> _Data for processing_
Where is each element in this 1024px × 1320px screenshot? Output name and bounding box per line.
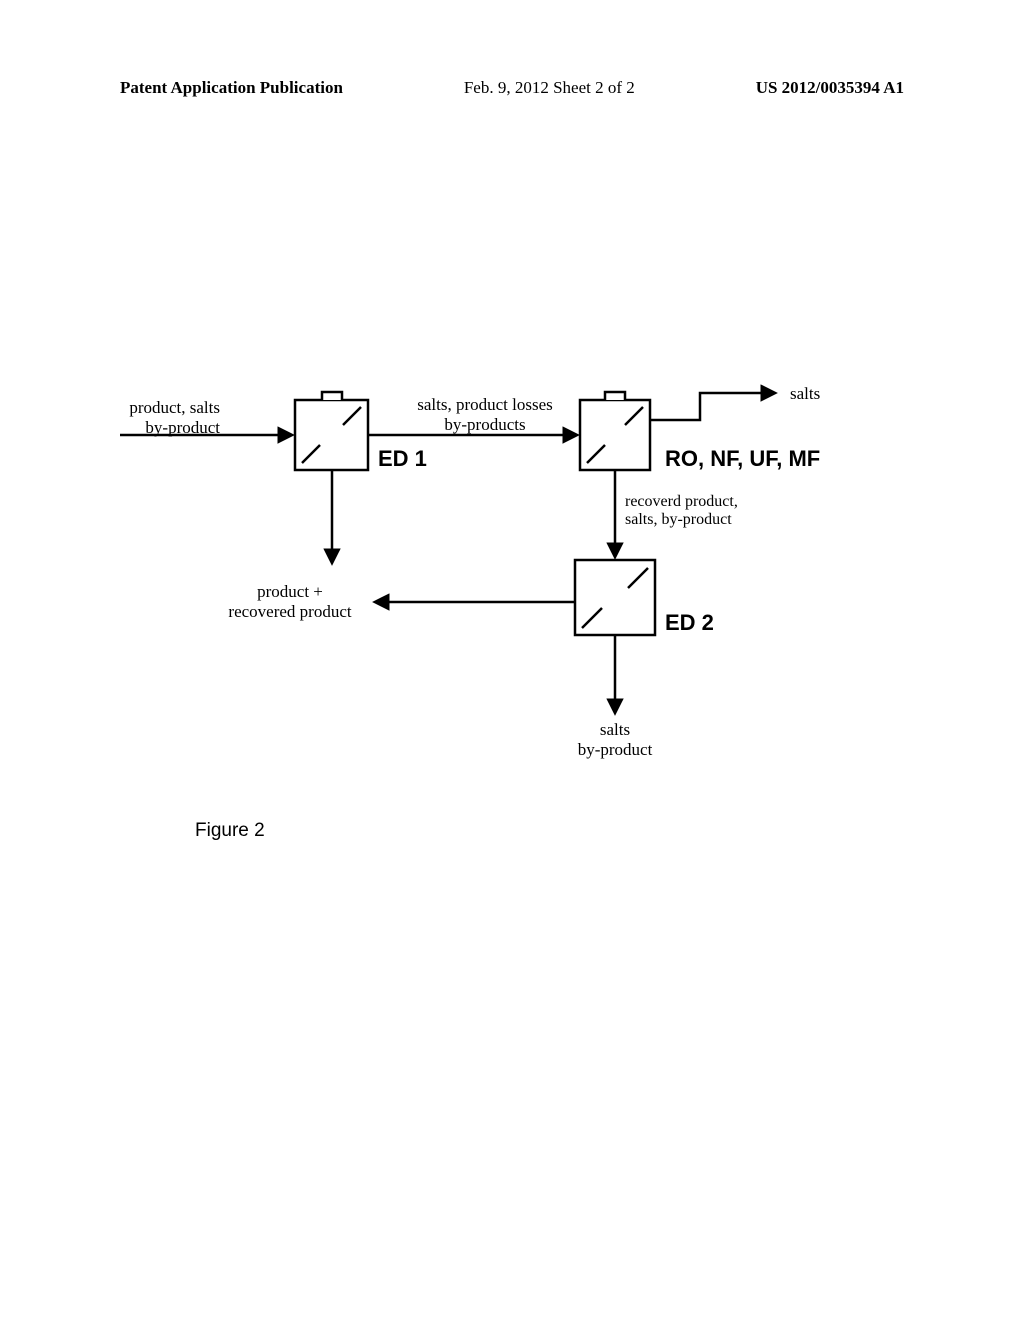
figure-caption: Figure 2 (195, 820, 265, 842)
process-flow-diagram (0, 0, 1024, 1320)
label-ed2: ED 2 (665, 610, 714, 636)
arrow-membrane-salts (650, 393, 775, 420)
label-salts-out: salts (790, 384, 820, 404)
label-recovered-mid: recoverd product, salts, by-product (625, 493, 738, 529)
label-ed2-out: salts by-product (565, 720, 665, 760)
label-between: salts, product losses by-products (395, 395, 575, 435)
label-input: product, salts by-product (95, 398, 220, 438)
label-ed1: ED 1 (378, 446, 427, 472)
label-membrane: RO, NF, UF, MF (665, 446, 820, 472)
membrane-box (580, 392, 650, 470)
label-product-recovered: product + recovered product (210, 582, 370, 622)
ed2-box (575, 560, 655, 635)
ed1-box (295, 392, 368, 470)
page-root: Patent Application Publication Feb. 9, 2… (0, 0, 1024, 1320)
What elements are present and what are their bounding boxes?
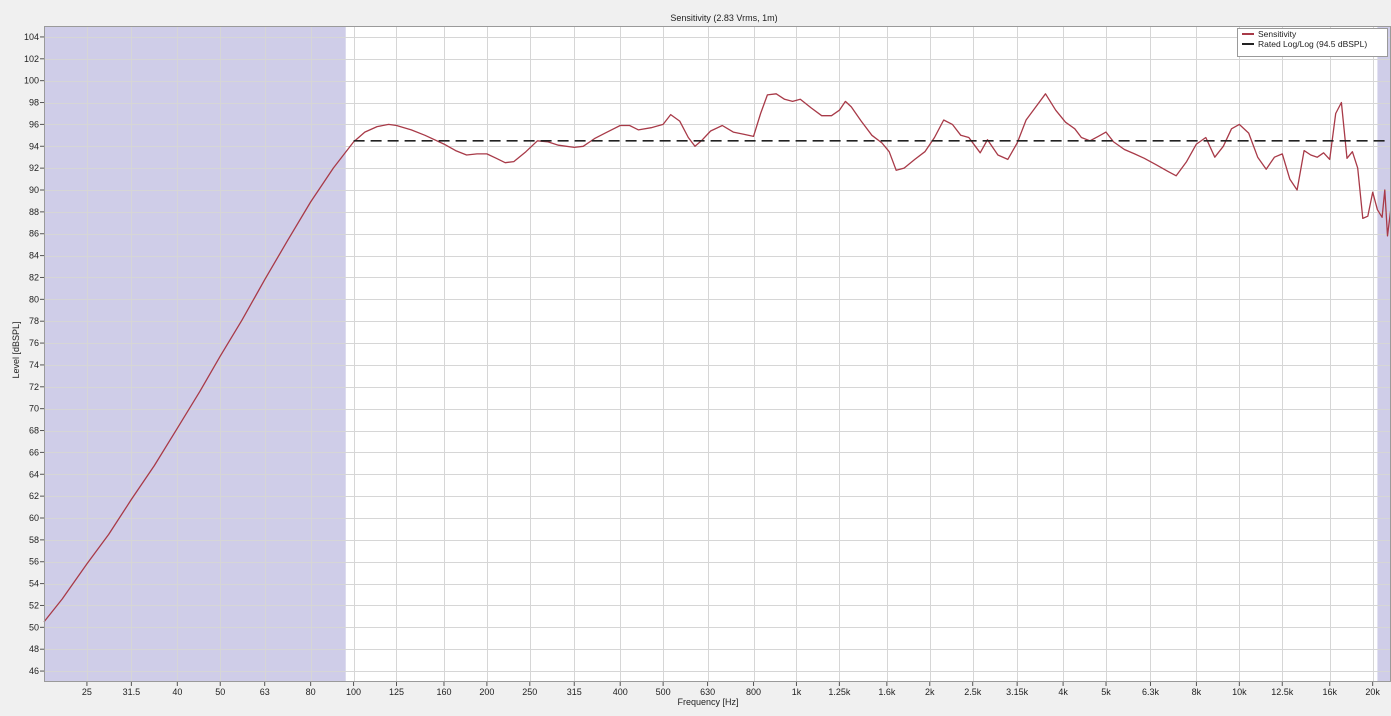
y-tick-label: 72 bbox=[29, 382, 39, 392]
x-axis-ticks: 25 31.5 40 50 63 80 100 125 160 200 250 315 400 500 63… bbox=[82, 682, 1380, 697]
y-tick-label: 74 bbox=[29, 360, 39, 370]
y-tick-label: 56 bbox=[29, 557, 39, 567]
y-axis-ticks: 46 48 50 52 54 56 58 60 62 64 66 68 70 72 74 76 78 80 82 84… bbox=[24, 32, 44, 676]
x-tick-label: 31.5 bbox=[123, 687, 141, 697]
x-tick-label: 50 bbox=[215, 687, 225, 697]
chart-title: Sensitivity (2.83 Vrms, 1m) bbox=[670, 13, 777, 23]
y-tick-label: 104 bbox=[24, 32, 39, 42]
x-tick-label: 5k bbox=[1101, 687, 1111, 697]
y-tick-label: 58 bbox=[29, 535, 39, 545]
x-tick-label: 10k bbox=[1232, 687, 1247, 697]
x-tick-label: 100 bbox=[346, 687, 361, 697]
x-tick-label: 12.5k bbox=[1271, 687, 1294, 697]
series-layer bbox=[43, 93, 1391, 623]
y-tick-label: 88 bbox=[29, 207, 39, 217]
x-tick-label: 3.15k bbox=[1006, 687, 1029, 697]
series-line-0 bbox=[43, 93, 1391, 623]
x-tick-label: 4k bbox=[1058, 687, 1068, 697]
x-tick-label: 160 bbox=[436, 687, 451, 697]
y-tick-label: 48 bbox=[29, 644, 39, 654]
y-tick-label: 76 bbox=[29, 338, 39, 348]
x-tick-label: 125 bbox=[389, 687, 404, 697]
x-tick-label: 500 bbox=[656, 687, 671, 697]
y-tick-label: 66 bbox=[29, 447, 39, 457]
x-tick-label: 1.6k bbox=[878, 687, 896, 697]
legend-label-1: Rated Log/Log (94.5 dBSPL) bbox=[1258, 39, 1367, 49]
y-tick-label: 70 bbox=[29, 404, 39, 414]
y-tick-label: 78 bbox=[29, 316, 39, 326]
x-tick-label: 63 bbox=[260, 687, 270, 697]
gridlines bbox=[44, 26, 1391, 682]
legend-box bbox=[1237, 28, 1388, 57]
y-tick-label: 62 bbox=[29, 491, 39, 501]
y-tick-label: 60 bbox=[29, 513, 39, 523]
y-tick-label: 86 bbox=[29, 229, 39, 239]
shaded-range-0 bbox=[44, 26, 346, 682]
y-tick-label: 84 bbox=[29, 251, 39, 261]
legend-label-0: Sensitivity bbox=[1258, 29, 1297, 39]
x-tick-label: 20k bbox=[1365, 687, 1380, 697]
x-tick-label: 630 bbox=[700, 687, 715, 697]
x-tick-label: 400 bbox=[613, 687, 628, 697]
x-tick-label: 40 bbox=[172, 687, 182, 697]
x-tick-label: 800 bbox=[746, 687, 761, 697]
y-tick-label: 50 bbox=[29, 622, 39, 632]
y-tick-label: 90 bbox=[29, 185, 39, 195]
y-tick-label: 80 bbox=[29, 294, 39, 304]
x-tick-label: 6.3k bbox=[1142, 687, 1160, 697]
x-tick-label: 2k bbox=[925, 687, 935, 697]
y-tick-label: 102 bbox=[24, 54, 39, 64]
x-axis-label: Frequency [Hz] bbox=[677, 697, 738, 707]
y-tick-label: 68 bbox=[29, 426, 39, 436]
x-tick-label: 25 bbox=[82, 687, 92, 697]
y-tick-label: 82 bbox=[29, 272, 39, 282]
x-tick-label: 2.5k bbox=[964, 687, 982, 697]
x-tick-label: 315 bbox=[567, 687, 582, 697]
x-tick-label: 80 bbox=[306, 687, 316, 697]
x-tick-label: 250 bbox=[522, 687, 537, 697]
x-tick-label: 1k bbox=[792, 687, 802, 697]
y-tick-label: 46 bbox=[29, 666, 39, 676]
y-tick-label: 94 bbox=[29, 141, 39, 151]
x-tick-label: 16k bbox=[1322, 687, 1337, 697]
y-tick-label: 54 bbox=[29, 579, 39, 589]
y-tick-label: 96 bbox=[29, 119, 39, 129]
y-axis-label: Level [dBSPL] bbox=[11, 321, 21, 378]
x-tick-label: 1.25k bbox=[828, 687, 851, 697]
y-tick-label: 64 bbox=[29, 469, 39, 479]
x-tick-label: 200 bbox=[479, 687, 494, 697]
y-tick-label: 92 bbox=[29, 163, 39, 173]
x-tick-label: 8k bbox=[1192, 687, 1202, 697]
y-tick-label: 98 bbox=[29, 98, 39, 108]
y-tick-label: 100 bbox=[24, 76, 39, 86]
y-tick-label: 52 bbox=[29, 600, 39, 610]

> _Aim_
Please copy out, word for word, the stretch of the records above from the line containing "y-tick-label: 72 bbox=[29, 382, 39, 392]" through the line containing "chart-title: Sensitivity (2.83", including both of those lines.

> _Result for this exercise_
y-tick-label: 72 bbox=[29, 382, 39, 392]
x-axis-ticks: 25 31.5 40 50 63 80 100 125 160 200 250 315 400 500 63… bbox=[82, 682, 1380, 697]
y-tick-label: 74 bbox=[29, 360, 39, 370]
y-tick-label: 56 bbox=[29, 557, 39, 567]
y-axis-ticks: 46 48 50 52 54 56 58 60 62 64 66 68 70 72 74 76 78 80 82 84… bbox=[24, 32, 44, 676]
x-tick-label: 31.5 bbox=[123, 687, 141, 697]
x-tick-label: 50 bbox=[215, 687, 225, 697]
chart-title: Sensitivity (2.83 Vrms, 1m) bbox=[670, 13, 777, 23]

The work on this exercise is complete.